WHAT TO PRODUCE: Rewrite the material below, starting at the line that contains "1858, 1117, 1899]" and ending at the line that contains "60, 1122, 90]". Swap every "status-badge" for "claim-badge" and keep everything else in those lines the same.

------------------------------------------------------------

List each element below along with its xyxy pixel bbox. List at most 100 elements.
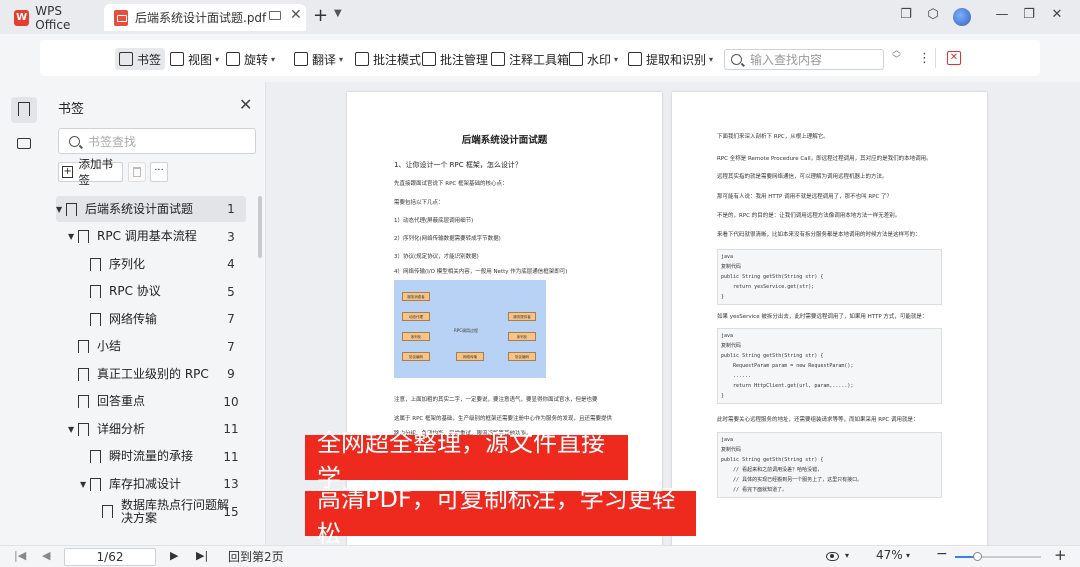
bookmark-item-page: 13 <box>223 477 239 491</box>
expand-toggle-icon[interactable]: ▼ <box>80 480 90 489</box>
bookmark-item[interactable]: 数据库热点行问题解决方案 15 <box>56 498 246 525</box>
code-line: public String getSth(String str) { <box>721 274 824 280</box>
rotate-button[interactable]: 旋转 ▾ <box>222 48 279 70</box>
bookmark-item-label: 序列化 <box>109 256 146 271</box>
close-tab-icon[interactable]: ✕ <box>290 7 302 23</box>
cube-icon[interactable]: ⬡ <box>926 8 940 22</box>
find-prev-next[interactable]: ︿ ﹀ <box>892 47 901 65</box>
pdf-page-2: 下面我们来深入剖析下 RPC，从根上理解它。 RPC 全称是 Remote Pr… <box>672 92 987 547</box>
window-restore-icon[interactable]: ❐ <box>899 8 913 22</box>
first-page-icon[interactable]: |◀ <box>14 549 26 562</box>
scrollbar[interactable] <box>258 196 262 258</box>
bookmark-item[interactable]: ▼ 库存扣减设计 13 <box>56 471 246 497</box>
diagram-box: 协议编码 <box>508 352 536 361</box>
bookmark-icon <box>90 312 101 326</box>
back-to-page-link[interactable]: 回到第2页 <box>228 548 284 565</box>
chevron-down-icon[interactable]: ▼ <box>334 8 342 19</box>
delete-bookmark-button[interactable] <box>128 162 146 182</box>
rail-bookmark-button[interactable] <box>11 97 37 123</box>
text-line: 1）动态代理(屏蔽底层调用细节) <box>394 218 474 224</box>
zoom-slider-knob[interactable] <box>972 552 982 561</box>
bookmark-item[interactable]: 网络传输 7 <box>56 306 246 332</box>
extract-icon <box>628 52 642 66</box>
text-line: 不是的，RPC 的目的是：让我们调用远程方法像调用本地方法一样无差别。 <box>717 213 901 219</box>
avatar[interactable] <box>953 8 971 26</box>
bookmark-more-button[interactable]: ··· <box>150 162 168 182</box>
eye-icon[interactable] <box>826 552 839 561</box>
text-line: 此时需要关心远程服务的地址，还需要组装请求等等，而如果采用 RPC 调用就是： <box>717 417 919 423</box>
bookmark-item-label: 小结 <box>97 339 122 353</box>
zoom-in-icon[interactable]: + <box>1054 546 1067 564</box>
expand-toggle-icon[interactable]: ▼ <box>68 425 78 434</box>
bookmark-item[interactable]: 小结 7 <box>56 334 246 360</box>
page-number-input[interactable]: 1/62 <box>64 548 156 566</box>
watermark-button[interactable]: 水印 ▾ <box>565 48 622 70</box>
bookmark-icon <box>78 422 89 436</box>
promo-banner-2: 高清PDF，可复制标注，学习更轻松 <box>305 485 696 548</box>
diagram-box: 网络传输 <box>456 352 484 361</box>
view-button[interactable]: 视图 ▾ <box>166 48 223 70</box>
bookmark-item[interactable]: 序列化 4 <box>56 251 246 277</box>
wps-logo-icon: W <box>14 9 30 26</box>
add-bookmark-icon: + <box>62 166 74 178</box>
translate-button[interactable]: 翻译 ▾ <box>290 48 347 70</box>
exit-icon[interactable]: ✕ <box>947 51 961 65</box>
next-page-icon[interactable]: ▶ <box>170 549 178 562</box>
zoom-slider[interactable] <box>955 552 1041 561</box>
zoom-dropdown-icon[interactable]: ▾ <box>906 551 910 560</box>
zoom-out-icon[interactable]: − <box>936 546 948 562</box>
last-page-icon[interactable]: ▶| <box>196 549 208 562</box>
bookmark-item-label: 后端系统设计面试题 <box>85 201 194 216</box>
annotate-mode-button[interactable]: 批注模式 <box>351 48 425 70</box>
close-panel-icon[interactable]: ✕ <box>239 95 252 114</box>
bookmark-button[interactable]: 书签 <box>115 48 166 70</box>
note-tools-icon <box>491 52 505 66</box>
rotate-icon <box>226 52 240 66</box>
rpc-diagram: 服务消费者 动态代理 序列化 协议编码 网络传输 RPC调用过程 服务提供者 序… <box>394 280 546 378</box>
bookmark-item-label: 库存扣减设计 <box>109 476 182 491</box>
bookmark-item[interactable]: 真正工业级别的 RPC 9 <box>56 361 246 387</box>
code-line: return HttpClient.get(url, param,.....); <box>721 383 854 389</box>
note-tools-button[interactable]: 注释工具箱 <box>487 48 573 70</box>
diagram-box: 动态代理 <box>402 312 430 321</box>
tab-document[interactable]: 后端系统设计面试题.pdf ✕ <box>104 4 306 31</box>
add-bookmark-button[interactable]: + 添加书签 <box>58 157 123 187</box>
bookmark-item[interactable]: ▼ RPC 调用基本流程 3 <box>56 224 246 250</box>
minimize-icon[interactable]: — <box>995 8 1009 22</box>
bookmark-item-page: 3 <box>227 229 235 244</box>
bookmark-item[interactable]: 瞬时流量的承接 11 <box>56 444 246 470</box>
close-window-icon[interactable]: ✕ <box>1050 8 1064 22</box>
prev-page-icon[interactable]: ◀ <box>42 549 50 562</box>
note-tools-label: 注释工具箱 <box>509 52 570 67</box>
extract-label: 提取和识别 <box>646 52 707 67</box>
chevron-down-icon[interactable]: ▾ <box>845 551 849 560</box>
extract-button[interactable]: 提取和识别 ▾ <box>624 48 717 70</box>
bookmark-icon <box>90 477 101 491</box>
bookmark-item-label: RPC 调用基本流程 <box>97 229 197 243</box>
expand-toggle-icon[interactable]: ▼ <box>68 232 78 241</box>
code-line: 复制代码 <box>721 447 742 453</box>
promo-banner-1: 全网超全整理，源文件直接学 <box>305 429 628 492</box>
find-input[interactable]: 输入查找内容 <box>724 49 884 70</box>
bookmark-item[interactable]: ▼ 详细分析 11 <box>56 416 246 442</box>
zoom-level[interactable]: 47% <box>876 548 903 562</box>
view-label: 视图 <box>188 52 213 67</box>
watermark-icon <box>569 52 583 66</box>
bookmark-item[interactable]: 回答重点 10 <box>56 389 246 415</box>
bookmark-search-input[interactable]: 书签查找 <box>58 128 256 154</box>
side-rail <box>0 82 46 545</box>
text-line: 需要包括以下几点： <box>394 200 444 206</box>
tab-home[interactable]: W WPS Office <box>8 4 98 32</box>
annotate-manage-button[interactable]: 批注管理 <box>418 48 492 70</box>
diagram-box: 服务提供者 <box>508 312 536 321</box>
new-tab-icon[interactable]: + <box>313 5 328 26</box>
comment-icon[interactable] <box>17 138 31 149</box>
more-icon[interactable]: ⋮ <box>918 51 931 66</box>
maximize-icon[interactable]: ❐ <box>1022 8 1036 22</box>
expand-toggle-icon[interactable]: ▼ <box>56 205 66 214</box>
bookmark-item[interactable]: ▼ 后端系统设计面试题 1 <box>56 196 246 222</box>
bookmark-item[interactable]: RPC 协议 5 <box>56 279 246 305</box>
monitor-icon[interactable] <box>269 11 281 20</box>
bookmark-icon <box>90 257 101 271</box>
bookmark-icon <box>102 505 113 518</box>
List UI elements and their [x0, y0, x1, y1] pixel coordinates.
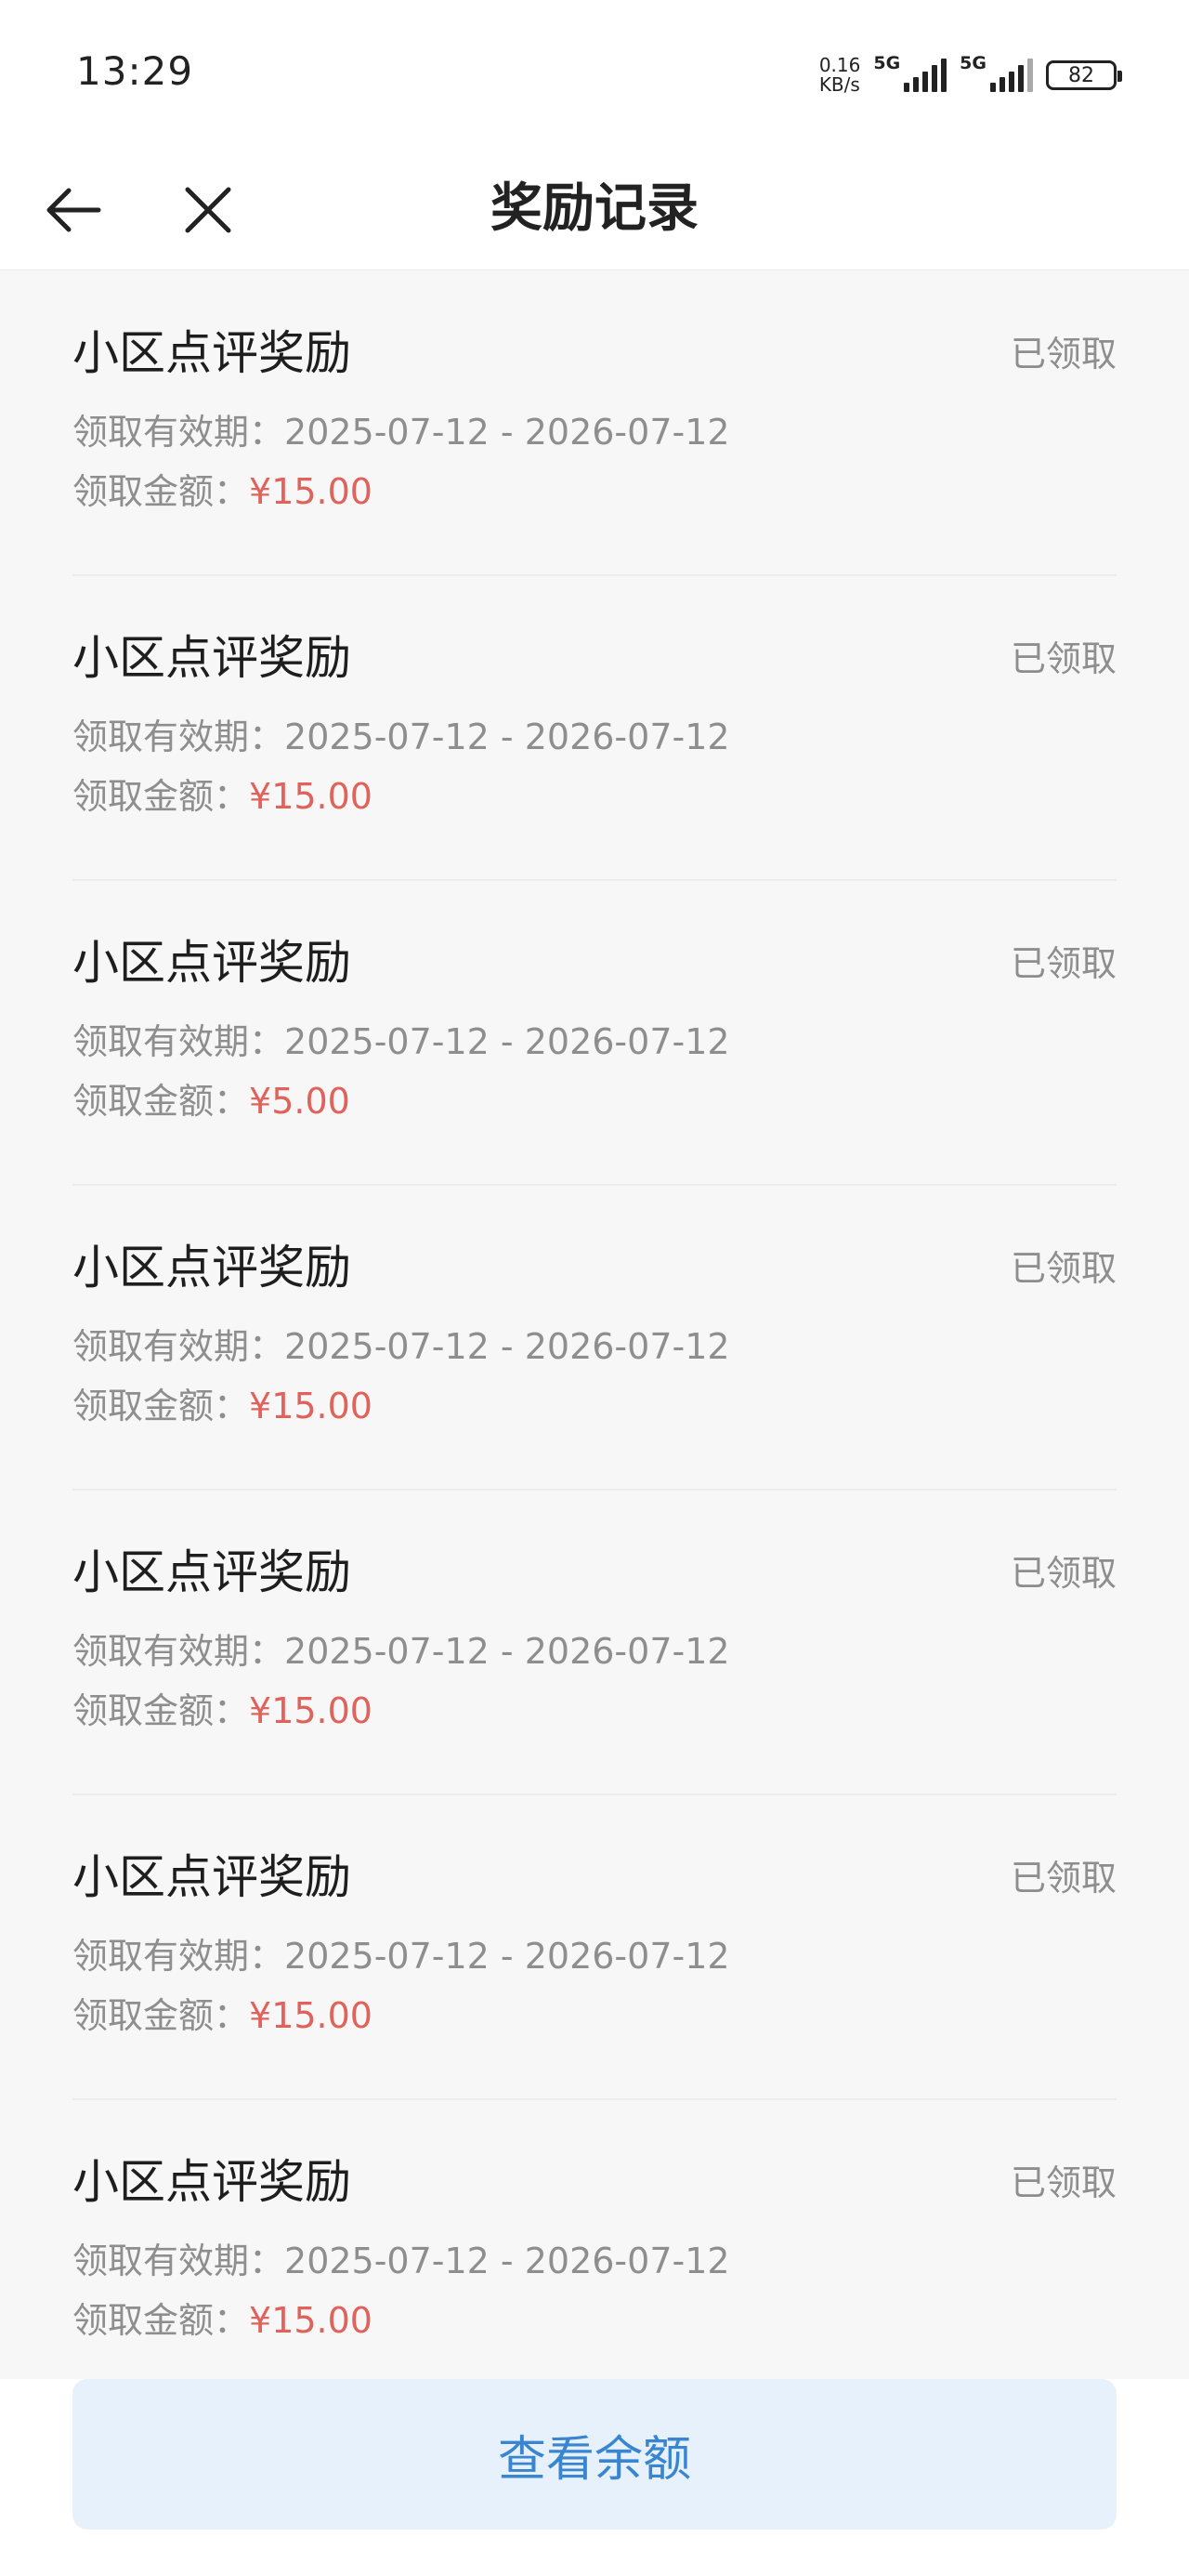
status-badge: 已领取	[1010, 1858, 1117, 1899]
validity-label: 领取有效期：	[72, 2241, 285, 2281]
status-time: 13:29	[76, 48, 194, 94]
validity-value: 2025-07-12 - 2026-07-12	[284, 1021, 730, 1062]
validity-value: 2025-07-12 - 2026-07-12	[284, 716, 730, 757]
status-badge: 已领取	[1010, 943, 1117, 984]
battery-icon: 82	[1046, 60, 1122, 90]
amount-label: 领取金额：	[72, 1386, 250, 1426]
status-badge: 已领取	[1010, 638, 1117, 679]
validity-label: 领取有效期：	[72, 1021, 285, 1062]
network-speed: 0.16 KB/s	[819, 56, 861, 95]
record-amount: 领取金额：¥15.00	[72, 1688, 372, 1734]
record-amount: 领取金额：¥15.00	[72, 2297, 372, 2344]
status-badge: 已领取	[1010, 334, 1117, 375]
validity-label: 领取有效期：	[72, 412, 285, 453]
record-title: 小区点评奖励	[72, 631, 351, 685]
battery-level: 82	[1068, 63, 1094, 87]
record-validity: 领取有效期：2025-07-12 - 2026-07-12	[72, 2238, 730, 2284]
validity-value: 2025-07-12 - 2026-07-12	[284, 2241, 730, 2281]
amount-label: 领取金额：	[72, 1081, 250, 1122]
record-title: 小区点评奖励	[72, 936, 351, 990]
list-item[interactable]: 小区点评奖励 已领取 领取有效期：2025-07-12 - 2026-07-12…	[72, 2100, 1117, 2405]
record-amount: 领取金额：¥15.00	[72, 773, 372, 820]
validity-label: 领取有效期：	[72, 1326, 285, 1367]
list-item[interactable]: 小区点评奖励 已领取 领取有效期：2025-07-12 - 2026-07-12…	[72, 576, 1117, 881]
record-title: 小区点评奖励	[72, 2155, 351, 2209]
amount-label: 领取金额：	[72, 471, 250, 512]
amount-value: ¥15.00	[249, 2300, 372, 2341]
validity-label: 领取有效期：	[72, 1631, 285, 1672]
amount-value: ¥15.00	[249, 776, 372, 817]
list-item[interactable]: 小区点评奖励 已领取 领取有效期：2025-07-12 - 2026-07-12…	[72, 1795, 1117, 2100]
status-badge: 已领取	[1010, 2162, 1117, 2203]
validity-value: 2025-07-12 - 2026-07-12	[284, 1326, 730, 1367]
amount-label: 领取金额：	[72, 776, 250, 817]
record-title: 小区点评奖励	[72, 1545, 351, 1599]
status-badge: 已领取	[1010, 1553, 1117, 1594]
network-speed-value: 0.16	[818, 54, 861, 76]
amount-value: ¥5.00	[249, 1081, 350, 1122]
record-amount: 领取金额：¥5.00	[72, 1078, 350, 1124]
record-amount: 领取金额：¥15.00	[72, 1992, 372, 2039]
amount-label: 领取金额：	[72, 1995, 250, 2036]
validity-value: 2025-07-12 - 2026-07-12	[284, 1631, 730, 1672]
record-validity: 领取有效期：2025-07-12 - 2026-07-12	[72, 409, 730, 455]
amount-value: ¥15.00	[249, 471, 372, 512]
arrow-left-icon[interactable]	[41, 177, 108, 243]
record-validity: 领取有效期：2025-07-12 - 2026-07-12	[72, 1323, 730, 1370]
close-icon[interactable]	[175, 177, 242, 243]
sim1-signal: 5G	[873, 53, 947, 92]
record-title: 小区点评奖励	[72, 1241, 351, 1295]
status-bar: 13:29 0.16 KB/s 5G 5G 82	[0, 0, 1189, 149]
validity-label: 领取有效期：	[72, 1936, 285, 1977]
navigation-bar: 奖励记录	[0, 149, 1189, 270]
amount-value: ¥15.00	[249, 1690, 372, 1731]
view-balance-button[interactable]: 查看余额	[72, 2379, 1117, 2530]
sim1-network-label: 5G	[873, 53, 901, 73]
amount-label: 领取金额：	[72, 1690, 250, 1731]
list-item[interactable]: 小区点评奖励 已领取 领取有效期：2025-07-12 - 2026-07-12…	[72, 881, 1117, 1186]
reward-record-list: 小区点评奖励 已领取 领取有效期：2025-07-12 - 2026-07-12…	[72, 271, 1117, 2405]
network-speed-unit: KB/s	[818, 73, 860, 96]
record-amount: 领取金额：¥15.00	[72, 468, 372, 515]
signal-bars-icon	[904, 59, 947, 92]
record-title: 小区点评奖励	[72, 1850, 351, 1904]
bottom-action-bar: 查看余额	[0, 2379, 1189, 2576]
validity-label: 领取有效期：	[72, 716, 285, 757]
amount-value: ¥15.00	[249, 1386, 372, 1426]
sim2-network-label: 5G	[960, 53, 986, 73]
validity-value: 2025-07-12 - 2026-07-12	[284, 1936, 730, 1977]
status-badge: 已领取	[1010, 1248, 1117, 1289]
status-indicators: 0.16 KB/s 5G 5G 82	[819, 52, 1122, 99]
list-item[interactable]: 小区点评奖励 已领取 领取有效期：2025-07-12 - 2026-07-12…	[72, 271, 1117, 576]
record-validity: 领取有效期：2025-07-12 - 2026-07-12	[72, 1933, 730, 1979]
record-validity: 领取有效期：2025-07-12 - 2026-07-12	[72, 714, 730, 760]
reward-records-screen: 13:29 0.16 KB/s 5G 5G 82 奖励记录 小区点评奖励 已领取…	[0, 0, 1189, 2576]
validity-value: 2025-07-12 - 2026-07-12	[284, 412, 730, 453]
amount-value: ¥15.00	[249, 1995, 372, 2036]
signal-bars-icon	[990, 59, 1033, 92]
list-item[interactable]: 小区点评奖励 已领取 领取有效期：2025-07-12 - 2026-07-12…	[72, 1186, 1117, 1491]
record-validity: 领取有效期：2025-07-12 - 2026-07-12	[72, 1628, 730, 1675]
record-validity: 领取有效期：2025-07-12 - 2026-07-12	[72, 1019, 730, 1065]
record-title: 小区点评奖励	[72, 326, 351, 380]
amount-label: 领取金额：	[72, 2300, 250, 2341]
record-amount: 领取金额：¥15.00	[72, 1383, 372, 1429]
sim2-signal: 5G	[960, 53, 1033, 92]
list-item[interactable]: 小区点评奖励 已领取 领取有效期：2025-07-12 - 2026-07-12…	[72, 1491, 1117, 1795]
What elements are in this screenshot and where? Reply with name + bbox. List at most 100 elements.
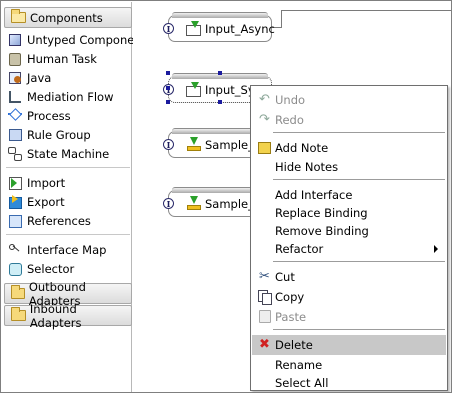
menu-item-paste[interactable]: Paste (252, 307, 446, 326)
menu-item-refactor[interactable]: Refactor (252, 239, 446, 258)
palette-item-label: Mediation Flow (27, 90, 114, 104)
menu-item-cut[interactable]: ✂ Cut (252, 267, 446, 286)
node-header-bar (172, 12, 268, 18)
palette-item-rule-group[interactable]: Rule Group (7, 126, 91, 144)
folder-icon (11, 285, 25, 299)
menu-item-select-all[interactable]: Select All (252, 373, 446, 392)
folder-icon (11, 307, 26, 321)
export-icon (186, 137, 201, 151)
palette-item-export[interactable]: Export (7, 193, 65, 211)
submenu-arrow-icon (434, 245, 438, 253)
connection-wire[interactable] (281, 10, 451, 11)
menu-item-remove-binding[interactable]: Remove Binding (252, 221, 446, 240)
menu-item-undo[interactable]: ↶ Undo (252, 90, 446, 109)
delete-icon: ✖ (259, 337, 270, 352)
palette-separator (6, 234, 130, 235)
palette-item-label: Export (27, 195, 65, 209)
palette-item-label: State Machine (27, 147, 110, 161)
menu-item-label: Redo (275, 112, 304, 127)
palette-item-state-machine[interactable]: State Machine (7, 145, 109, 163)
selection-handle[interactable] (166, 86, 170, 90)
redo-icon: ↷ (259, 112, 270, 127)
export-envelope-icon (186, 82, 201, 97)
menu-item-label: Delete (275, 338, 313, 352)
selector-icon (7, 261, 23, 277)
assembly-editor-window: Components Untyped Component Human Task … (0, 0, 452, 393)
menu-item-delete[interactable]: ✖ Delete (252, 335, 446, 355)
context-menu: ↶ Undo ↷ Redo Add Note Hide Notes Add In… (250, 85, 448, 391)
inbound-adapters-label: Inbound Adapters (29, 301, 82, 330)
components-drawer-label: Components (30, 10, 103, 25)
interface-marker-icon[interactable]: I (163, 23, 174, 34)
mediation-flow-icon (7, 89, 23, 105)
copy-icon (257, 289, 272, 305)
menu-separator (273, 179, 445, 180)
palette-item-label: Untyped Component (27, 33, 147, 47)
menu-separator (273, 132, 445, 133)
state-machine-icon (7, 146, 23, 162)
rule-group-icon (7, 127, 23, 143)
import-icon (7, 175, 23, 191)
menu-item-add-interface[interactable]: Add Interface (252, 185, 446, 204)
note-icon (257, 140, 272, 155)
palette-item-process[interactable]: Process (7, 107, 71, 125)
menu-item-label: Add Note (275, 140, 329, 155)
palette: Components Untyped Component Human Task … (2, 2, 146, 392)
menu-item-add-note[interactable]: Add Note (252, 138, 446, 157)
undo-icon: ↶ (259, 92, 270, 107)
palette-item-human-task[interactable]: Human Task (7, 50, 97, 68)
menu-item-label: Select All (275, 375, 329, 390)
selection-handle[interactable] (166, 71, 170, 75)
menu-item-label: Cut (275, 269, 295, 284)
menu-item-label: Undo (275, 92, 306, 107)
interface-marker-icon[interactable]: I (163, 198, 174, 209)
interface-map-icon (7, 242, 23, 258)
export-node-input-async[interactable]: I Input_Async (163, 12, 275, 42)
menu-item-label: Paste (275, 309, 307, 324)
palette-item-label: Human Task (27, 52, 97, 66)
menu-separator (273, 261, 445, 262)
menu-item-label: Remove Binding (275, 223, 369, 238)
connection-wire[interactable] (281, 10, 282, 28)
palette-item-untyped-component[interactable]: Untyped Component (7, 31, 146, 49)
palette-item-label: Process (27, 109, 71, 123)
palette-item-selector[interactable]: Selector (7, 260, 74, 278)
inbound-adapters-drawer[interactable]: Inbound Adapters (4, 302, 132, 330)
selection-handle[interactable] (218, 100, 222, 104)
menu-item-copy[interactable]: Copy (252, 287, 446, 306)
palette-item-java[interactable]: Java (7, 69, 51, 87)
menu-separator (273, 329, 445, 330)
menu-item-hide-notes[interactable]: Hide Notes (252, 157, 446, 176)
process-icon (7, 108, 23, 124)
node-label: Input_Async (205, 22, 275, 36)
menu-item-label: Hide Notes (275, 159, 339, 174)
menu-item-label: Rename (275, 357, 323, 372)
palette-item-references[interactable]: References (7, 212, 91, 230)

------------------------------------------------------------

OUTPUT OF THE EXERCISE:
claim-badge: 已领取	[1010, 1858, 1117, 1899]
validity-label: 领取有效期：	[72, 2241, 285, 2281]
status-time: 13:29	[76, 48, 194, 94]
validity-value: 2025-07-12 - 2026-07-12	[284, 1021, 730, 1062]
validity-value: 2025-07-12 - 2026-07-12	[284, 716, 730, 757]
claim-badge: 已领取	[1010, 943, 1117, 984]
battery-icon: 82	[1046, 60, 1122, 90]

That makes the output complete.